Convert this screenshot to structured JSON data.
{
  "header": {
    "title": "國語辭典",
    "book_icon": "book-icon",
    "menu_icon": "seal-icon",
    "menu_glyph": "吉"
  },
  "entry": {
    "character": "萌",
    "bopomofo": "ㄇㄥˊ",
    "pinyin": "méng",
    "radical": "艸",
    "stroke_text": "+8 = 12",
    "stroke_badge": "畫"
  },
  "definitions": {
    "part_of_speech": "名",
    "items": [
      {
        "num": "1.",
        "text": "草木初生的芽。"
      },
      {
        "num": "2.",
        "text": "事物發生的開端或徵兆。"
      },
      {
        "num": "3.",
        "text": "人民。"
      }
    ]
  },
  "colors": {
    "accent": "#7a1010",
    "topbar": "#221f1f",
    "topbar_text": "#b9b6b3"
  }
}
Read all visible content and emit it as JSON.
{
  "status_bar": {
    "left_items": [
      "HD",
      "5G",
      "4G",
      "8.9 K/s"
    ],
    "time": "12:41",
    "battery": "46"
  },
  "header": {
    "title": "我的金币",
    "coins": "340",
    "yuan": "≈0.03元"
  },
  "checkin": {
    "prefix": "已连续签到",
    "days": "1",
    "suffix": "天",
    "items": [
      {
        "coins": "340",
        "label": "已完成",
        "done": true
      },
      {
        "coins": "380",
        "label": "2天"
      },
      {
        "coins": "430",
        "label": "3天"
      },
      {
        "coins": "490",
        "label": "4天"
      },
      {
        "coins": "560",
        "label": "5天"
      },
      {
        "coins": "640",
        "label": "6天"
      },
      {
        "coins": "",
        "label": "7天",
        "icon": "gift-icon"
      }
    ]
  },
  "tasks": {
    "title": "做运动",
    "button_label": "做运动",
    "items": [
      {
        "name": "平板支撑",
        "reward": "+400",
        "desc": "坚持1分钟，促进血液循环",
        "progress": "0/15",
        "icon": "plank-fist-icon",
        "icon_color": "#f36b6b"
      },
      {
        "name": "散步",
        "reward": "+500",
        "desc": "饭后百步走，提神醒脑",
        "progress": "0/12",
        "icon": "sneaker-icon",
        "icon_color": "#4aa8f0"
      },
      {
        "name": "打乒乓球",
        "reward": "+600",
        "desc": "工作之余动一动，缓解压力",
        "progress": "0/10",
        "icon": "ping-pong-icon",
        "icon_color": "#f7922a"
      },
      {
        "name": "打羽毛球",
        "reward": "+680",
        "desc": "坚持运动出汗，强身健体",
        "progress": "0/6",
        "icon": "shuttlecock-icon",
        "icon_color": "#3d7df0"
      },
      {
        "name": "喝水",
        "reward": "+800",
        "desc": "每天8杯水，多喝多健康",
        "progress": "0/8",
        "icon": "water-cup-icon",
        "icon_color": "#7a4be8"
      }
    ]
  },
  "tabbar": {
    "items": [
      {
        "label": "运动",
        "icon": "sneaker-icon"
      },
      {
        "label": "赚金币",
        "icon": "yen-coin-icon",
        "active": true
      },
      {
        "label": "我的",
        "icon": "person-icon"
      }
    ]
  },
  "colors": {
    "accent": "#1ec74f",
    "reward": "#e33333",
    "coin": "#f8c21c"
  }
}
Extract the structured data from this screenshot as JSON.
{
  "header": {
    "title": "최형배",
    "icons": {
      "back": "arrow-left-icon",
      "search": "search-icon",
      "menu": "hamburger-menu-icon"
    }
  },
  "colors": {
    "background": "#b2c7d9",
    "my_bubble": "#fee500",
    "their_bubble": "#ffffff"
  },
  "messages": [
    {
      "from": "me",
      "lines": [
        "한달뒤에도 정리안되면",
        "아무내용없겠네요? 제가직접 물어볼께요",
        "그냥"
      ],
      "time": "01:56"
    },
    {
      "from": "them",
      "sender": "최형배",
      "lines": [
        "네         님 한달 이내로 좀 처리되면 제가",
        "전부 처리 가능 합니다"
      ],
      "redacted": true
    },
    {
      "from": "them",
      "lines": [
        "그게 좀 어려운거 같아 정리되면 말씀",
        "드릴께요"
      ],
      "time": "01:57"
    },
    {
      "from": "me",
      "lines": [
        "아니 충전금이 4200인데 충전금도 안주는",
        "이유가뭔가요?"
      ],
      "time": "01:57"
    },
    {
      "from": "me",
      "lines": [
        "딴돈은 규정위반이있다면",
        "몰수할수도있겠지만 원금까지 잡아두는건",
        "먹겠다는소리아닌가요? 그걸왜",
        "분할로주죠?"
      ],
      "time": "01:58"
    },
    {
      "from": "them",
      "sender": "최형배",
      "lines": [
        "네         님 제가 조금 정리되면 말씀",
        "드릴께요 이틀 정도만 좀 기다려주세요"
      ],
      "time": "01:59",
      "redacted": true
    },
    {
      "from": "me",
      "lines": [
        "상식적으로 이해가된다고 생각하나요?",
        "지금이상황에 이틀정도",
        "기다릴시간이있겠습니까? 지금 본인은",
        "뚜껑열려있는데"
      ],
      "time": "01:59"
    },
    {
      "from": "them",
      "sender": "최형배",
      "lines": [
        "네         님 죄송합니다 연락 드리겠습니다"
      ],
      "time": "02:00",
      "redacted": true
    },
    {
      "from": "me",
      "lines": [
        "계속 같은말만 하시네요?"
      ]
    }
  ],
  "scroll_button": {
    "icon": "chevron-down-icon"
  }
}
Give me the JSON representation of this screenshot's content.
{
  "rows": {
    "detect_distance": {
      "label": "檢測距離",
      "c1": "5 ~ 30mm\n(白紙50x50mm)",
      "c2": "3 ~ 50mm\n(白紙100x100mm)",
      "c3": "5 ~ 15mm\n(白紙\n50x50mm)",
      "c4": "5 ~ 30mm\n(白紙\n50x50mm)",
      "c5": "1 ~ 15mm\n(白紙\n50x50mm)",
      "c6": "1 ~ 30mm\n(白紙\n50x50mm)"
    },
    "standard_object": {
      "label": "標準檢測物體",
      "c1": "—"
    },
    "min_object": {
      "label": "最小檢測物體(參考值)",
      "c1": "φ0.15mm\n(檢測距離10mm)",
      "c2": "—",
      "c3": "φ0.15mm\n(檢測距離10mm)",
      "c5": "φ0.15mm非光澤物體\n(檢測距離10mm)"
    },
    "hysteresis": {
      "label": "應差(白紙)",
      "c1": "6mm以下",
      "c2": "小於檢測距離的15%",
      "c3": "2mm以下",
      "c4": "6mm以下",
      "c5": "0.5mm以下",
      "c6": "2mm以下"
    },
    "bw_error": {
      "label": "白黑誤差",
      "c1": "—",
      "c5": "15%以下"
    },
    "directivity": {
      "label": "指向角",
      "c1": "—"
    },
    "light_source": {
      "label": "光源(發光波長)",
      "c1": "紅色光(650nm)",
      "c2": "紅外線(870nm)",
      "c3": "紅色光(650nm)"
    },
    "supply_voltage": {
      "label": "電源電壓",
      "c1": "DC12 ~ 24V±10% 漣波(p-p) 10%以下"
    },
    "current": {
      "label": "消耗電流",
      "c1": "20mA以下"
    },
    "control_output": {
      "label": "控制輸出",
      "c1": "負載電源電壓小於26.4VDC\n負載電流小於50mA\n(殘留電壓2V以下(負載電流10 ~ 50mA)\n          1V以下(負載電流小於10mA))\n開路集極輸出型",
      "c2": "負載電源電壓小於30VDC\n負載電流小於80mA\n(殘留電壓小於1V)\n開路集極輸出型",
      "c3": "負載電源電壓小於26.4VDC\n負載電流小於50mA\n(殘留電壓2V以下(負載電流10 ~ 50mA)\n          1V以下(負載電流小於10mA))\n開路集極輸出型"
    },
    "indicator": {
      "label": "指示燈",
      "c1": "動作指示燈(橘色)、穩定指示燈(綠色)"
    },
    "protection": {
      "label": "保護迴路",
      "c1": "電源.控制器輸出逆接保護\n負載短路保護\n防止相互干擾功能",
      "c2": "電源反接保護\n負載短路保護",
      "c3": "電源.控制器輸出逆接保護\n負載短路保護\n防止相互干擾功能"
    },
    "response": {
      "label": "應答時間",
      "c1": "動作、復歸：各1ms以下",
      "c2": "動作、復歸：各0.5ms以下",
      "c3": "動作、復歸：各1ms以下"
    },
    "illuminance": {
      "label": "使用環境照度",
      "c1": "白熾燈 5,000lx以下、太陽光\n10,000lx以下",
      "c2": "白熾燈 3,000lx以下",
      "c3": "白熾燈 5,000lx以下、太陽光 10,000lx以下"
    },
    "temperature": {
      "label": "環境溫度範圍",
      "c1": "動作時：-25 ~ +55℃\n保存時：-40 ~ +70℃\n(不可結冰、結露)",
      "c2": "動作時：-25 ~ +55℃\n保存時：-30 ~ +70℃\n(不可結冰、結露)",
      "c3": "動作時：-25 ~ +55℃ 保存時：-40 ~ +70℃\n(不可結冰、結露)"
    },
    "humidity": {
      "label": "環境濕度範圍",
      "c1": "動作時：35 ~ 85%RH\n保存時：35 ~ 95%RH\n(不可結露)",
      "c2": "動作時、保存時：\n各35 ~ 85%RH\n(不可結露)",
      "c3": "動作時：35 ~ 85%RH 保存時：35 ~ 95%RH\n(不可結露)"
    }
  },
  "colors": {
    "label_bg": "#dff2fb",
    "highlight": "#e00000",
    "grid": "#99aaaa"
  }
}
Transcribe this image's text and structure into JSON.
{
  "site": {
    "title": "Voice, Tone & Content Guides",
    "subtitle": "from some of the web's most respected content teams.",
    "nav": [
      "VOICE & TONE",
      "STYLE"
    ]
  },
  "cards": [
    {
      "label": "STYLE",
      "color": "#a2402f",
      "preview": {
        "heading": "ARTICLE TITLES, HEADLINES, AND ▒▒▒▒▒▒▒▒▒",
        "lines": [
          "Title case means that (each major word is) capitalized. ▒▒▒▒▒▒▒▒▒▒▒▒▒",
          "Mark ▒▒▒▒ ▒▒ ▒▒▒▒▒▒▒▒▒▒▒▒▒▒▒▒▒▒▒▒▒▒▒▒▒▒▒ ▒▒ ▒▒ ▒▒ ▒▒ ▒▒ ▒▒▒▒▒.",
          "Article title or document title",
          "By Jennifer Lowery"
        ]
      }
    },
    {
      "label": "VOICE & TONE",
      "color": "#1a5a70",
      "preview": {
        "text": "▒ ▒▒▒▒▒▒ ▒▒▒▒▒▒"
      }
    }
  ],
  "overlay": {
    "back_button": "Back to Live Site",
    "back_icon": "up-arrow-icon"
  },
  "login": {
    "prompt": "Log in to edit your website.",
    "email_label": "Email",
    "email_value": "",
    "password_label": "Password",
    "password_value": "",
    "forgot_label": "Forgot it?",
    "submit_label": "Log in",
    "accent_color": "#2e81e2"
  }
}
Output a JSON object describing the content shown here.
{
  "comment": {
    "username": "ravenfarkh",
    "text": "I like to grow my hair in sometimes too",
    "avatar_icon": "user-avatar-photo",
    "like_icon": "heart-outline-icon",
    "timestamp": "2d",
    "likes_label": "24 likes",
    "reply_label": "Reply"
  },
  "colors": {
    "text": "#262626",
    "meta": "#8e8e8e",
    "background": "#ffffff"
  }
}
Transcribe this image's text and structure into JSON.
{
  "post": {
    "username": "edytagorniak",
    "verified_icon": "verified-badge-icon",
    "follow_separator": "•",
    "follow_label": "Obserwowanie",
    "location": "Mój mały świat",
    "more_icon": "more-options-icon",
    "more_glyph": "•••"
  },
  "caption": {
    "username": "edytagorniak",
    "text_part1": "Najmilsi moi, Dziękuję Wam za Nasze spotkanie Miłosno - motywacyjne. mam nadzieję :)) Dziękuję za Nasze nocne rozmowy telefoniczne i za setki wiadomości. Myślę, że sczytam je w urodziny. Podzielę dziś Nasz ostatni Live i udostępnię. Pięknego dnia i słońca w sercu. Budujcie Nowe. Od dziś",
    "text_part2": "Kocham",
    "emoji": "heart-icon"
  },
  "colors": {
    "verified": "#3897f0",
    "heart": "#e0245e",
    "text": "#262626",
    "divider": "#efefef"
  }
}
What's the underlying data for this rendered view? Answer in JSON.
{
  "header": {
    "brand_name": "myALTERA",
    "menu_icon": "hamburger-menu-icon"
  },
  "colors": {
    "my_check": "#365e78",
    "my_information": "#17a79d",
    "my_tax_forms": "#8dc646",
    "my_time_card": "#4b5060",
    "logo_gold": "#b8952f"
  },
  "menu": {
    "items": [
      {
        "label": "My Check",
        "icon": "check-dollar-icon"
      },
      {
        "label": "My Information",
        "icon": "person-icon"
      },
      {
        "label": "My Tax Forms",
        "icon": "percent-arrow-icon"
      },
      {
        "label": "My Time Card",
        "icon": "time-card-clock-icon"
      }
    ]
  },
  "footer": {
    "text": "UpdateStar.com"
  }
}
○ ○ ○ ○ ○
Using the listing, collect all lines in which the string "data" is found.

Convert this screenshot to structured JSON data.
Extract the structured data from this screenshot as JSON.
What's the underlying data for this rendered view? Answer in JSON.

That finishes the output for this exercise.